— BEGIN Extracted material —

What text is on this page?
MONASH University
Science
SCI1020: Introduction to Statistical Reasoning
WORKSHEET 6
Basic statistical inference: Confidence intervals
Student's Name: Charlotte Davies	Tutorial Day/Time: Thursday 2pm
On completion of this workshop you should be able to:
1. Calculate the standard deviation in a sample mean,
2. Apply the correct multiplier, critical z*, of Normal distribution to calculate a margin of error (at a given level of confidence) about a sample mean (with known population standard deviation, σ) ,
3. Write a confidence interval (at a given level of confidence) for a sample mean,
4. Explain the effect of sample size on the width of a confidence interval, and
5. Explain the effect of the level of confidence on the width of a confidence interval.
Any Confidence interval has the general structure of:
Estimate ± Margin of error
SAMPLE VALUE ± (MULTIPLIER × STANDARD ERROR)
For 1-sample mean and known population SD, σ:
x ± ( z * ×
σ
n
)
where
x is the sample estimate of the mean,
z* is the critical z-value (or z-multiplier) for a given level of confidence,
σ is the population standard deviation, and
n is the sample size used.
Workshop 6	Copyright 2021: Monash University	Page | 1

— END Extracted material —

Copy out the whole listing exactly as written.

→ Solution to the problem:
What text is on this page?
MONASH University
Science
SCI1020: Introduction to Statistical Reasoning
WORKSHEET 6
Basic statistical inference: Confidence intervals
Student's Name: Charlotte Davies	Tutorial Day/Time: Thursday 2pm
On completion of this workshop you should be able to:
1. Calculate the standard deviation in a sample mean,
2. Apply the correct multiplier, critical z*, of Normal distribution to calculate a margin of error (at a given level of confidence) about a sample mean (with known population standard deviation, σ) ,
3. Write a confidence interval (at a given level of confidence) for a sample mean,
4. Explain the effect of sample size on the width of a confidence interval, and
5. Explain the effect of the level of confidence on the width of a confidence interval.
Any Confidence interval has the general structure of:
Estimate ± Margin of error
SAMPLE VALUE ± (MULTIPLIER × STANDARD ERROR)
For 1-sample mean and known population SD, σ:
x ± ( z * ×
σ
n
)
where
x is the sample estimate of the mean,
z* is the critical z-value (or z-multiplier) for a given level of confidence,
σ is the population standard deviation, and
n is the sample size used.
Workshop 6	Copyright 2021: Monash University	Page | 1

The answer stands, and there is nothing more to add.